WHAT IS EXPECTED :: Restate every entry word for word.

GIVEN DATA ::
┏━━
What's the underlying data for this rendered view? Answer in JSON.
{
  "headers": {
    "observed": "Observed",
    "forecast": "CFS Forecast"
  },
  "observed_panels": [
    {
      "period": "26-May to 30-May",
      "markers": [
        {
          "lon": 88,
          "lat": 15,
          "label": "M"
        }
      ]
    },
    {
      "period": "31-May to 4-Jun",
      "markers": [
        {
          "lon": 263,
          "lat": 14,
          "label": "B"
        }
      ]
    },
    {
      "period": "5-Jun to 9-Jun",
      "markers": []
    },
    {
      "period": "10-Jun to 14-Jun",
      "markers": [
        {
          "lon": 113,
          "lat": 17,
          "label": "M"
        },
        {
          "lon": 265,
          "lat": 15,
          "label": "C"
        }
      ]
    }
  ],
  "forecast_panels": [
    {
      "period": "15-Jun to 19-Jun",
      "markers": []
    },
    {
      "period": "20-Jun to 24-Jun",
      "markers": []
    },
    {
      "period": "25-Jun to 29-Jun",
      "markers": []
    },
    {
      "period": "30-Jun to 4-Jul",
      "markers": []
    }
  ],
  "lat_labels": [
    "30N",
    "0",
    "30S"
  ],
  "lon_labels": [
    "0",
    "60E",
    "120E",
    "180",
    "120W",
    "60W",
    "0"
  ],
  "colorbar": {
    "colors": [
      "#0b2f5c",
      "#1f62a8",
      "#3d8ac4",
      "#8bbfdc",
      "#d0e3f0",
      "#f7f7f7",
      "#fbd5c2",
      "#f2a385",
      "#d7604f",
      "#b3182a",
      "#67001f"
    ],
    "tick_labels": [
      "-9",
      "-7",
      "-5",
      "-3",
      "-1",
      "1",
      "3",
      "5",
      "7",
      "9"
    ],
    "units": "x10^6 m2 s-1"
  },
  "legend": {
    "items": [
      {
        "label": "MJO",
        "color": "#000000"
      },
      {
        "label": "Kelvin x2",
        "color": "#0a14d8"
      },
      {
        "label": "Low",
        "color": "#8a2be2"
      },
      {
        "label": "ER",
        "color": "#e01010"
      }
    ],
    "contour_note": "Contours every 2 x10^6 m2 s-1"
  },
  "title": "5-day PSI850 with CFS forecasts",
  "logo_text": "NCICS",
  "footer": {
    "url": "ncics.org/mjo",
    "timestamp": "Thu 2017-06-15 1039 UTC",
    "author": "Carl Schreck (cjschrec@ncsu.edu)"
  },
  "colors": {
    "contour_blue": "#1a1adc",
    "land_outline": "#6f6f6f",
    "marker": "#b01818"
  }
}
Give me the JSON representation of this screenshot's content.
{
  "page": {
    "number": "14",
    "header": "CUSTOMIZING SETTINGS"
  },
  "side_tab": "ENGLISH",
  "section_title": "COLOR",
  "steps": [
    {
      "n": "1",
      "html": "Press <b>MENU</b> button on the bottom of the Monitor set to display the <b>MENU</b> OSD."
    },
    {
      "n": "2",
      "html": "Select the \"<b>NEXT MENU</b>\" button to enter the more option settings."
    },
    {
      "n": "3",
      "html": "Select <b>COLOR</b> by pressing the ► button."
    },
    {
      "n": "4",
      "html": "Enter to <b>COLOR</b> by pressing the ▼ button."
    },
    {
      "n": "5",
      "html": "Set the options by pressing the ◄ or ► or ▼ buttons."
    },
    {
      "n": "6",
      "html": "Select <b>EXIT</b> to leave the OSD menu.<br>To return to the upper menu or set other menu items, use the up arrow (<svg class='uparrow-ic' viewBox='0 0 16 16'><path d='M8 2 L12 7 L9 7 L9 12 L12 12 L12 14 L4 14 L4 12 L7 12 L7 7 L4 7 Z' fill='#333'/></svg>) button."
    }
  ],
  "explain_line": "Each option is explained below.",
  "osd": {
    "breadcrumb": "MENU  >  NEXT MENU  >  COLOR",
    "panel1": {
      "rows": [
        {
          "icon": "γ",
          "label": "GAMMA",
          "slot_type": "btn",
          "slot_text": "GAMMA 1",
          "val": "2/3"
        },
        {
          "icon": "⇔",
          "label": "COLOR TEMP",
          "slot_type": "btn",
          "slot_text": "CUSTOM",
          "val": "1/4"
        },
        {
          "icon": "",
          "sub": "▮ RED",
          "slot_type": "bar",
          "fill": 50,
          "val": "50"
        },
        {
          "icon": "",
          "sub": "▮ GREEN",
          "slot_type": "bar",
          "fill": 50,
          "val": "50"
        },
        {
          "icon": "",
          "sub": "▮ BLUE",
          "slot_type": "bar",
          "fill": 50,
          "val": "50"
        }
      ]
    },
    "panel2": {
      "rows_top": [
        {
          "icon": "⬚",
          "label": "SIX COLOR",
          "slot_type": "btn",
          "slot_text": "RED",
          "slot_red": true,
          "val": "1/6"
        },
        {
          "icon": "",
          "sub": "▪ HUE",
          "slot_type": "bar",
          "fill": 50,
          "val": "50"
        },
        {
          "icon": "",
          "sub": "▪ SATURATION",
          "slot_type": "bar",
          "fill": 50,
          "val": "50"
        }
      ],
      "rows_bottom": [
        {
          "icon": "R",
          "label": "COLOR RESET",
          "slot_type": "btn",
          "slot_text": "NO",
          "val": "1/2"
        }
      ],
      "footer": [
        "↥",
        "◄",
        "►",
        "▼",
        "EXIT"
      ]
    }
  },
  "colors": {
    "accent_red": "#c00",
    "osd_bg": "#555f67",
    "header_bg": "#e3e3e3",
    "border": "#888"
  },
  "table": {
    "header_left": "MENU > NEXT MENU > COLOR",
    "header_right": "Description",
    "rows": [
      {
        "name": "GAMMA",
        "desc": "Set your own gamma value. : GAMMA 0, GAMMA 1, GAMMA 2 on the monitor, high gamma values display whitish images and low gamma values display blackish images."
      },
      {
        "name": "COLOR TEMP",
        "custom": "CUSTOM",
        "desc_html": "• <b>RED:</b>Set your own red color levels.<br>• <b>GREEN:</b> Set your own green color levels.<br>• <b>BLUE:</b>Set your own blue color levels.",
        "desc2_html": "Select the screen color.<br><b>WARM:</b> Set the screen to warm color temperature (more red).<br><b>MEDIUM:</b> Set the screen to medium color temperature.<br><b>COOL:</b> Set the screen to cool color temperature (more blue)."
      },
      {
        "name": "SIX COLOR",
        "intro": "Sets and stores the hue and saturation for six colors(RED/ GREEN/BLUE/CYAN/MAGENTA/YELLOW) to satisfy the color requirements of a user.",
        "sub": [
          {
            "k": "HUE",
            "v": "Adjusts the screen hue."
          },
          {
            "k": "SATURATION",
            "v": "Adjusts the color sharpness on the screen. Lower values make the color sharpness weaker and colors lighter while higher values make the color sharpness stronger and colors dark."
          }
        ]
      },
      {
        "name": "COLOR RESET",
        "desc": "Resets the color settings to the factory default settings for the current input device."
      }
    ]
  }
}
┗━━
THE SOLUTION ::
What's the underlying data for this rendered view? Answer in JSON.
{
  "headers": {
    "observed": "Observed",
    "forecast": "CFS Forecast"
  },
  "observed_panels": [
    {
      "period": "26-May to 30-May",
      "markers": [
        {
          "lon": 88,
          "lat": 15,
          "label": "M"
        }
      ]
    },
    {
      "period": "31-May to 4-Jun",
      "markers": [
        {
          "lon": 263,
          "lat": 14,
          "label": "B"
        }
      ]
    },
    {
      "period": "5-Jun to 9-Jun",
      "markers": []
    },
    {
      "period": "10-Jun to 14-Jun",
      "markers": [
        {
          "lon": 113,
          "lat": 17,
          "label": "M"
        },
        {
          "lon": 265,
          "lat": 15,
          "label": "C"
        }
      ]
    }
  ],
  "forecast_panels": [
    {
      "period": "15-Jun to 19-Jun",
      "markers": []
    },
    {
      "period": "20-Jun to 24-Jun",
      "markers": []
    },
    {
      "period": "25-Jun to 29-Jun",
      "markers": []
    },
    {
      "period": "30-Jun to 4-Jul",
      "markers": []
    }
  ],
  "lat_labels": [
    "30N",
    "0",
    "30S"
  ],
  "lon_labels": [
    "0",
    "60E",
    "120E",
    "180",
    "120W",
    "60W",
    "0"
  ],
  "colorbar": {
    "colors": [
      "#0b2f5c",
      "#1f62a8",
      "#3d8ac4",
      "#8bbfdc",
      "#d0e3f0",
      "#f7f7f7",
      "#fbd5c2",
      "#f2a385",
      "#d7604f",
      "#b3182a",
      "#67001f"
    ],
    "tick_labels": [
      "-9",
      "-7",
      "-5",
      "-3",
      "-1",
      "1",
      "3",
      "5",
      "7",
      "9"
    ],
    "units": "x10^6 m2 s-1"
  },
  "legend": {
    "items": [
      {
        "label": "MJO",
        "color": "#000000"
      },
      {
        "label": "Kelvin x2",
        "color": "#0a14d8"
      },
      {
        "label": "Low",
        "color": "#8a2be2"
      },
      {
        "label": "ER",
        "color": "#e01010"
      }
    ],
    "contour_note": "Contours every 2 x10^6 m2 s-1"
  },
  "title": "5-day PSI850 with CFS forecasts",
  "logo_text": "NCICS",
  "footer": {
    "url": "ncics.org/mjo",
    "timestamp": "Thu 2017-06-15 1039 UTC",
    "author": "Carl Schreck (cjschrec@ncsu.edu)"
  },
  "colors": {
    "contour_blue": "#1a1adc",
    "land_outline": "#6f6f6f",
    "marker": "#b01818"
  }
}
Give me the JSON representation of this screenshot's content.
{
  "page": {
    "number": "14",
    "header": "CUSTOMIZING SETTINGS"
  },
  "side_tab": "ENGLISH",
  "section_title": "COLOR",
  "steps": [
    {
      "n": "1",
      "html": "Press <b>MENU</b> button on the bottom of the Monitor set to display the <b>MENU</b> OSD."
    },
    {
      "n": "2",
      "html": "Select the \"<b>NEXT MENU</b>\" button to enter the more option settings."
    },
    {
      "n": "3",
      "html": "Select <b>COLOR</b> by pressing the ► button."
    },
    {
      "n": "4",
      "html": "Enter to <b>COLOR</b> by pressing the ▼ button."
    },
    {
      "n": "5",
      "html": "Set the options by pressing the ◄ or ► or ▼ buttons."
    },
    {
      "n": "6",
      "html": "Select <b>EXIT</b> to leave the OSD menu.<br>To return to the upper menu or set other menu items, use the up arrow (<svg class='uparrow-ic' viewBox='0 0 16 16'><path d='M8 2 L12 7 L9 7 L9 12 L12 12 L12 14 L4 14 L4 12 L7 12 L7 7 L4 7 Z' fill='#333'/></svg>) button."
    }
  ],
  "explain_line": "Each option is explained below.",
  "osd": {
    "breadcrumb": "MENU  >  NEXT MENU  >  COLOR",
    "panel1": {
      "rows": [
        {
          "icon": "γ",
          "label": "GAMMA",
          "slot_type": "btn",
          "slot_text": "GAMMA 1",
          "val": "2/3"
        },
        {
          "icon": "⇔",
          "label": "COLOR TEMP",
          "slot_type": "btn",
          "slot_text": "CUSTOM",
          "val": "1/4"
        },
        {
          "icon": "",
          "sub": "▮ RED",
          "slot_type": "bar",
          "fill": 50,
          "val": "50"
        },
        {
          "icon": "",
          "sub": "▮ GREEN",
          "slot_type": "bar",
          "fill": 50,
          "val": "50"
        },
        {
          "icon": "",
          "sub": "▮ BLUE",
          "slot_type": "bar",
          "fill": 50,
          "val": "50"
        }
      ]
    },
    "panel2": {
      "rows_top": [
        {
          "icon": "⬚",
          "label": "SIX COLOR",
          "slot_type": "btn",
          "slot_text": "RED",
          "slot_red": true,
          "val": "1/6"
        },
        {
          "icon": "",
          "sub": "▪ HUE",
          "slot_type": "bar",
          "fill": 50,
          "val": "50"
        },
        {
          "icon": "",
          "sub": "▪ SATURATION",
          "slot_type": "bar",
          "fill": 50,
          "val": "50"
        }
      ],
      "rows_bottom": [
        {
          "icon": "R",
          "label": "COLOR RESET",
          "slot_type": "btn",
          "slot_text": "NO",
          "val": "1/2"
        }
      ],
      "footer": [
        "↥",
        "◄",
        "►",
        "▼",
        "EXIT"
      ]
    }
  },
  "colors": {
    "accent_red": "#c00",
    "osd_bg": "#555f67",
    "header_bg": "#e3e3e3",
    "border": "#888"
  },
  "table": {
    "header_left": "MENU > NEXT MENU > COLOR",
    "header_right": "Description",
    "rows": [
      {
        "name": "GAMMA",
        "desc": "Set your own gamma value. : GAMMA 0, GAMMA 1, GAMMA 2 on the monitor, high gamma values display whitish images and low gamma values display blackish images."
      },
      {
        "name": "COLOR TEMP",
        "custom": "CUSTOM",
        "desc_html": "• <b>RED:</b>Set your own red color levels.<br>• <b>GREEN:</b> Set your own green color levels.<br>• <b>BLUE:</b>Set your own blue color levels.",
        "desc2_html": "Select the screen color.<br><b>WARM:</b> Set the screen to warm color temperature (more red).<br><b>MEDIUM:</b> Set the screen to medium color temperature.<br><b>COOL:</b> Set the screen to cool color temperature (more blue)."
      },
      {
        "name": "SIX COLOR",
        "intro": "Sets and stores the hue and saturation for six colors(RED/ GREEN/BLUE/CYAN/MAGENTA/YELLOW) to satisfy the color requirements of a user.",
        "sub": [
          {
            "k": "HUE",
            "v": "Adjusts the screen hue."
          },
          {
            "k": "SATURATION",
            "v": "Adjusts the color sharpness on the screen. Lower values make the color sharpness weaker and colors lighter while higher values make the color sharpness stronger and colors dark."
          }
        ]
      },
      {
        "name": "COLOR RESET",
        "desc": "Resets the color settings to the factory default settings for the current input device."
      }
    ]
  }
}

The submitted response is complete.